▼▼▼

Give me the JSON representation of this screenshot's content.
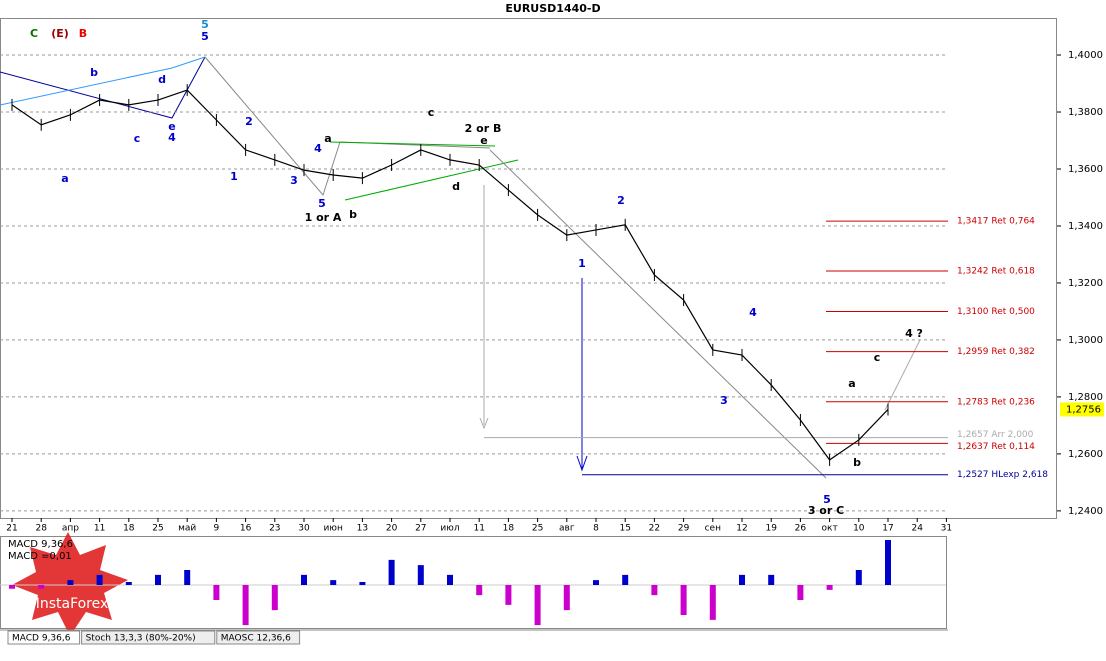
{
  "chart_data": {
    "type": "line",
    "title": "EURUSD1440-D",
    "categories": [
      "21",
      "28",
      "апр",
      "11",
      "18",
      "25",
      "май",
      "9",
      "16",
      "23",
      "30",
      "июн",
      "13",
      "20",
      "27",
      "июл",
      "11",
      "18",
      "25",
      "авг",
      "8",
      "15",
      "22",
      "29",
      "сен",
      "12",
      "19",
      "26",
      "окт",
      "10",
      "17",
      "24",
      "31"
    ],
    "series": [
      {
        "name": "EURUSD",
        "color": "#000000",
        "values": [
          1.3825,
          1.3755,
          1.379,
          1.3842,
          1.3825,
          1.3842,
          1.3877,
          1.3772,
          1.3667,
          1.3632,
          1.3596,
          1.3579,
          1.3568,
          1.3614,
          1.3667,
          1.3632,
          1.3614,
          1.3526,
          1.3439,
          1.3368,
          1.3386,
          1.3404,
          1.3228,
          1.314,
          1.2965,
          1.2947,
          1.2842,
          1.2719,
          1.2579,
          1.2649,
          1.2756,
          null,
          null
        ]
      }
    ],
    "ylim": [
      1.2375,
      1.413
    ],
    "yticks": [
      {
        "value": 1.4,
        "label": "1,4000"
      },
      {
        "value": 1.38,
        "label": "1,3800"
      },
      {
        "value": 1.36,
        "label": "1,3600"
      },
      {
        "value": 1.34,
        "label": "1,3400"
      },
      {
        "value": 1.32,
        "label": "1,3200"
      },
      {
        "value": 1.3,
        "label": "1,3000"
      },
      {
        "value": 1.28,
        "label": "1,2800"
      },
      {
        "value": 1.26,
        "label": "1,2600"
      },
      {
        "value": 1.24,
        "label": "1,2400"
      }
    ],
    "grid": true,
    "last_price": {
      "value": 1.2756,
      "label": "1,2756"
    },
    "levels": [
      {
        "value": 1.3417,
        "label": "1,3417 Ret 0,764",
        "color": "#cc0000"
      },
      {
        "value": 1.3242,
        "label": "1,3242 Ret 0,618",
        "color": "#cc0000"
      },
      {
        "value": 1.31,
        "label": "1,3100 Ret 0,500",
        "color": "#cc0000"
      },
      {
        "value": 1.2959,
        "label": "1,2959 Ret 0,382",
        "color": "#cc0000"
      },
      {
        "value": 1.2783,
        "label": "1,2783 Ret 0,236",
        "color": "#cc0000"
      },
      {
        "value": 1.2657,
        "label": "1,2657 Arr 2,000",
        "color": "#aaaaaa"
      },
      {
        "value": 1.2637,
        "label": "1,2637 Ret 0,114",
        "color": "#cc0000"
      },
      {
        "value": 1.2527,
        "label": "1,2527 HLexp 2,618",
        "color": "#000099"
      }
    ],
    "annotations": [
      "C",
      "(E)",
      "B",
      "5",
      "5",
      "1 or A",
      "2 or B",
      "3 or C",
      "4 ?",
      "c",
      "a",
      "b",
      "d",
      "e",
      "1",
      "2",
      "3",
      "4",
      "c",
      "a",
      "b",
      "5",
      "2",
      "3",
      "4",
      "5",
      "d",
      "b",
      "e",
      "4",
      "c",
      "a",
      "1"
    ],
    "macd": {
      "labels": [
        "MACD 9,36,6",
        "MACD =0,01"
      ],
      "positive_color": "#0000cc",
      "negative_color": "#cc00cc",
      "values": [
        -0.001,
        -0.001,
        0.0013,
        0.0027,
        0.0008,
        0.0027,
        0.004,
        -0.004,
        -0.0107,
        -0.0067,
        0.0027,
        0.0013,
        0.0008,
        0.0067,
        0.0053,
        0.0027,
        -0.0027,
        -0.0053,
        -0.0107,
        -0.0067,
        0.0013,
        0.0027,
        -0.0027,
        -0.008,
        -0.0093,
        0.0027,
        0.0027,
        -0.004,
        -0.0013,
        0.004,
        0.012,
        null,
        null
      ]
    },
    "tabs": [
      "MACD 9,36,6",
      "Stoch 13,3,3 (80%-20%)",
      "MAOSC 12,36,6"
    ],
    "logo": "InstaForex"
  }
}
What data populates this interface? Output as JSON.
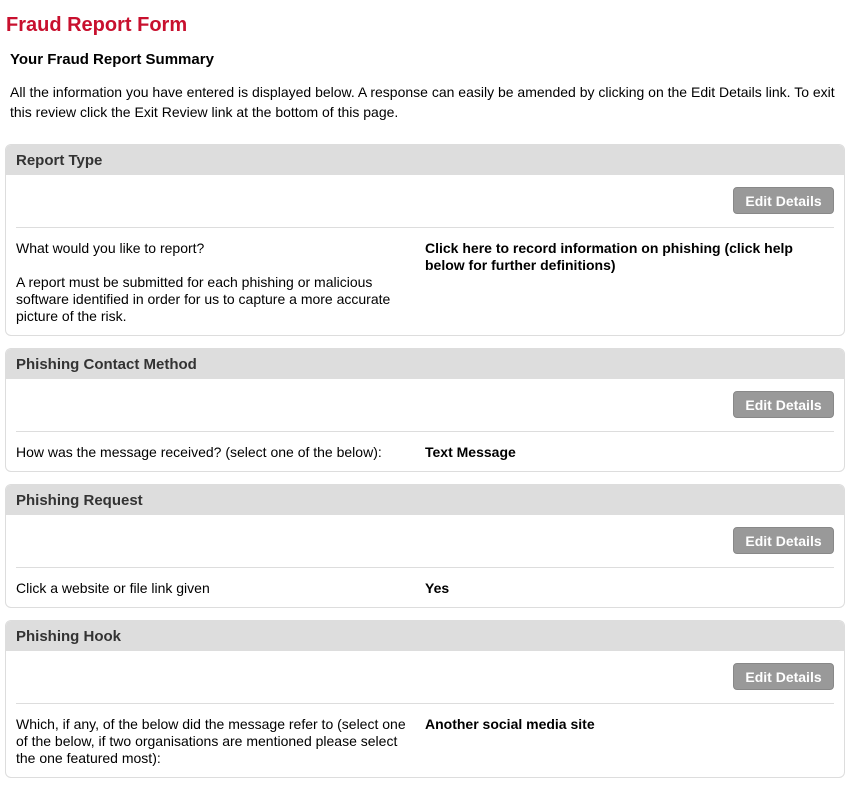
{
  "title": "Fraud Report Form",
  "subtitle": "Your Fraud Report Summary",
  "intro": "All the information you have entered is displayed below. A response can easily be amended by clicking on the Edit Details link. To exit this review click the Exit Review link at the bottom of this page.",
  "edit_label": "Edit Details",
  "sections": [
    {
      "heading": "Report Type",
      "question": "What would you like to report?",
      "note": "A report must be submitted for each phishing or malicious software identified in order for us to capture a more accurate picture of the risk.",
      "answer": "Click here to record information on phishing (click help below for further definitions)"
    },
    {
      "heading": "Phishing Contact Method",
      "question": "How was the message received? (select one of the below):",
      "answer": "Text Message"
    },
    {
      "heading": "Phishing Request",
      "question": "Click a website or file link given",
      "answer": "Yes"
    },
    {
      "heading": "Phishing Hook",
      "question": "Which, if any, of the below did the message refer to (select one of the below, if two organisations are mentioned please select the one featured most):",
      "answer": "Another social media site"
    }
  ]
}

▲▲▲

WORK TO DO =>
Repeat verbatim the lines from the one holding "What data populates" through the end of the listing above, both ends included, but not the pictures.

FINISHED EXERCISE =>
What data populates this interface? Output as JSON.
{
  "title": "Fraud Report Form",
  "subtitle": "Your Fraud Report Summary",
  "intro": "All the information you have entered is displayed below. A response can easily be amended by clicking on the Edit Details link. To exit this review click the Exit Review link at the bottom of this page.",
  "edit_label": "Edit Details",
  "sections": [
    {
      "heading": "Report Type",
      "question": "What would you like to report?",
      "note": "A report must be submitted for each phishing or malicious software identified in order for us to capture a more accurate picture of the risk.",
      "answer": "Click here to record information on phishing (click help below for further definitions)"
    },
    {
      "heading": "Phishing Contact Method",
      "question": "How was the message received? (select one of the below):",
      "answer": "Text Message"
    },
    {
      "heading": "Phishing Request",
      "question": "Click a website or file link given",
      "answer": "Yes"
    },
    {
      "heading": "Phishing Hook",
      "question": "Which, if any, of the below did the message refer to (select one of the below, if two organisations are mentioned please select the one featured most):",
      "answer": "Another social media site"
    }
  ]
}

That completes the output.